╭──
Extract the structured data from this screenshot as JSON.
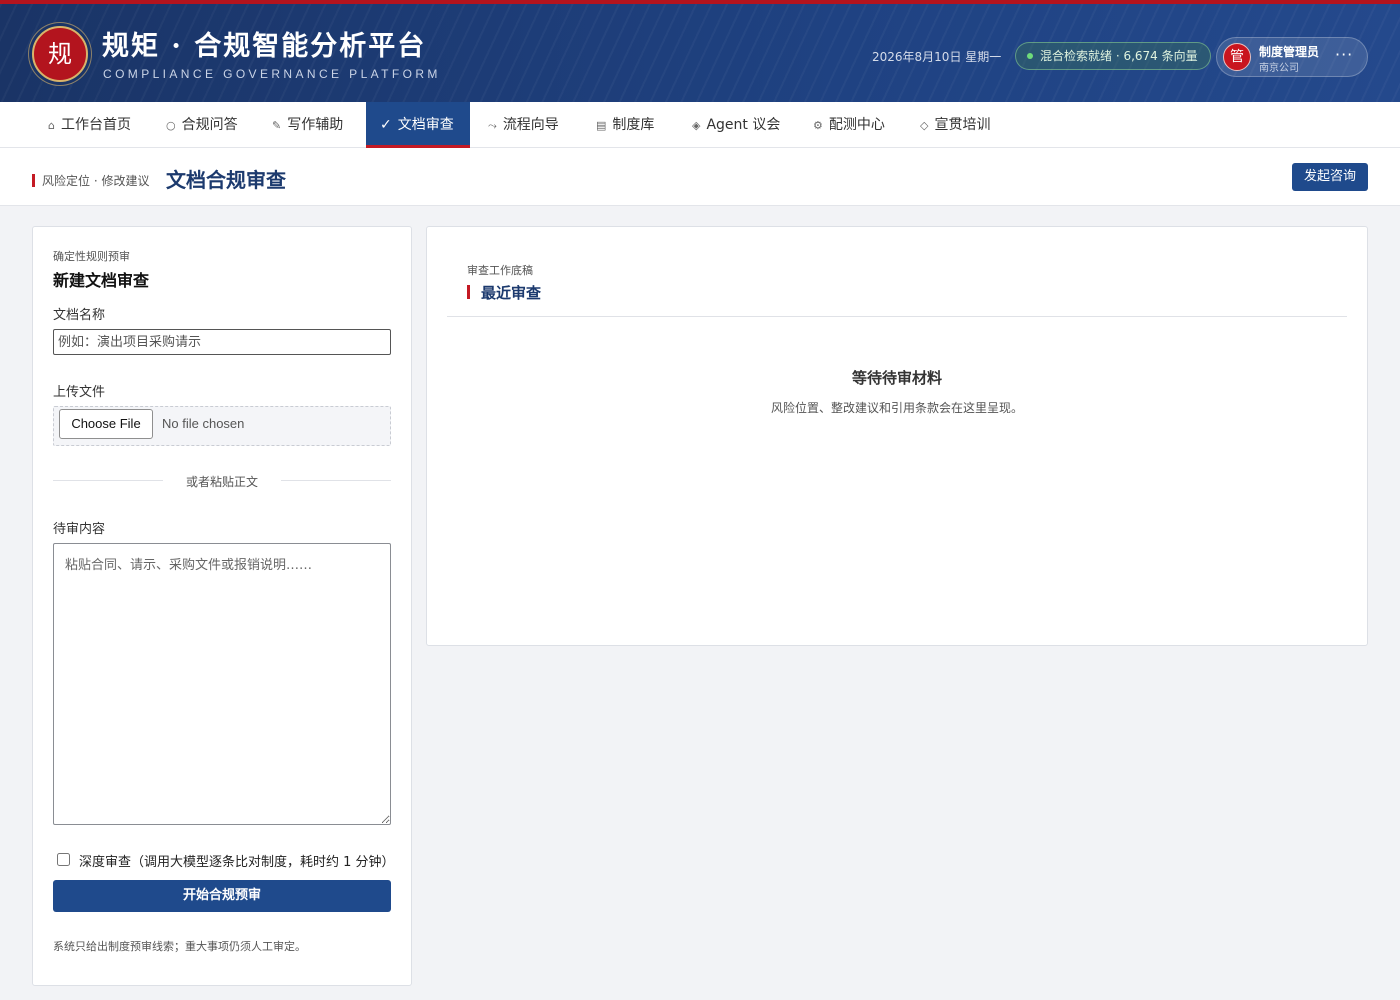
{
  "header": {
    "logo_char": "规",
    "title": "规矩 · 合规智能分析平台",
    "subtitle": "COMPLIANCE GOVERNANCE PLATFORM",
    "date": "2026年8月10日 星期一",
    "status": "混合检索就绪 · 6,674 条向量",
    "user": {
      "avatar_char": "管",
      "name": "制度管理员",
      "org": "南京公司",
      "more": "···"
    }
  },
  "nav": {
    "items": [
      {
        "icon": "⌂",
        "label": "工作台首页"
      },
      {
        "icon": "○",
        "label": "合规问答"
      },
      {
        "icon": "✎",
        "label": "写作辅助"
      },
      {
        "icon": "✓",
        "label": "文档审查",
        "active": true
      },
      {
        "icon": "⤳",
        "label": "流程向导"
      },
      {
        "icon": "▤",
        "label": "制度库"
      },
      {
        "icon": "◈",
        "label": "Agent 议会"
      },
      {
        "icon": "⚙",
        "label": "配测中心"
      },
      {
        "icon": "◇",
        "label": "宣贯培训"
      }
    ]
  },
  "page": {
    "breadcrumb": "风险定位 · 修改建议",
    "title": "文档合规审查",
    "consult_button": "发起咨询"
  },
  "form": {
    "eyebrow": "确定性规则预审",
    "title": "新建文档审查",
    "doc_name_label": "文档名称",
    "doc_name_placeholder": "例如：演出项目采购请示",
    "upload_label": "上传文件",
    "file_button": "Choose File",
    "file_status": "No file chosen",
    "divider": "或者粘贴正文",
    "content_label": "待审内容",
    "content_placeholder": "粘贴合同、请示、采购文件或报销说明……",
    "deep_review_label": "深度审查（调用大模型逐条比对制度，耗时约 1 分钟）",
    "deep_review_checked": false,
    "submit_button": "开始合规预审",
    "note": "系统只给出制度预审线索；重大事项仍须人工审定。"
  },
  "recent": {
    "eyebrow": "审查工作底稿",
    "title": "最近审查",
    "empty_title": "等待待审材料",
    "empty_desc": "风险位置、整改建议和引用条款会在这里呈现。"
  },
  "colors": {
    "navy": "#1f4a8c",
    "header_bg": "#1a3466",
    "accent_red": "#c41a24",
    "status_green": "#6fdc7a"
  }
}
╰──
What needs to be done
Retype the records exactly. Any image in them should not appear in what you write.

The reply
Extract the structured data from this screenshot as JSON.
{
  "header": {
    "logo_char": "规",
    "title": "规矩 · 合规智能分析平台",
    "subtitle": "COMPLIANCE GOVERNANCE PLATFORM",
    "date": "2026年8月10日 星期一",
    "status": "混合检索就绪 · 6,674 条向量",
    "user": {
      "avatar_char": "管",
      "name": "制度管理员",
      "org": "南京公司",
      "more": "···"
    }
  },
  "nav": {
    "items": [
      {
        "icon": "⌂",
        "label": "工作台首页"
      },
      {
        "icon": "○",
        "label": "合规问答"
      },
      {
        "icon": "✎",
        "label": "写作辅助"
      },
      {
        "icon": "✓",
        "label": "文档审查",
        "active": true
      },
      {
        "icon": "⤳",
        "label": "流程向导"
      },
      {
        "icon": "▤",
        "label": "制度库"
      },
      {
        "icon": "◈",
        "label": "Agent 议会"
      },
      {
        "icon": "⚙",
        "label": "配测中心"
      },
      {
        "icon": "◇",
        "label": "宣贯培训"
      }
    ]
  },
  "page": {
    "breadcrumb": "风险定位 · 修改建议",
    "title": "文档合规审查",
    "consult_button": "发起咨询"
  },
  "form": {
    "eyebrow": "确定性规则预审",
    "title": "新建文档审查",
    "doc_name_label": "文档名称",
    "doc_name_placeholder": "例如：演出项目采购请示",
    "upload_label": "上传文件",
    "file_button": "Choose File",
    "file_status": "No file chosen",
    "divider": "或者粘贴正文",
    "content_label": "待审内容",
    "content_placeholder": "粘贴合同、请示、采购文件或报销说明……",
    "deep_review_label": "深度审查（调用大模型逐条比对制度，耗时约 1 分钟）",
    "deep_review_checked": false,
    "submit_button": "开始合规预审",
    "note": "系统只给出制度预审线索；重大事项仍须人工审定。"
  },
  "recent": {
    "eyebrow": "审查工作底稿",
    "title": "最近审查",
    "empty_title": "等待待审材料",
    "empty_desc": "风险位置、整改建议和引用条款会在这里呈现。"
  },
  "colors": {
    "navy": "#1f4a8c",
    "header_bg": "#1a3466",
    "accent_red": "#c41a24",
    "status_green": "#6fdc7a"
  }
}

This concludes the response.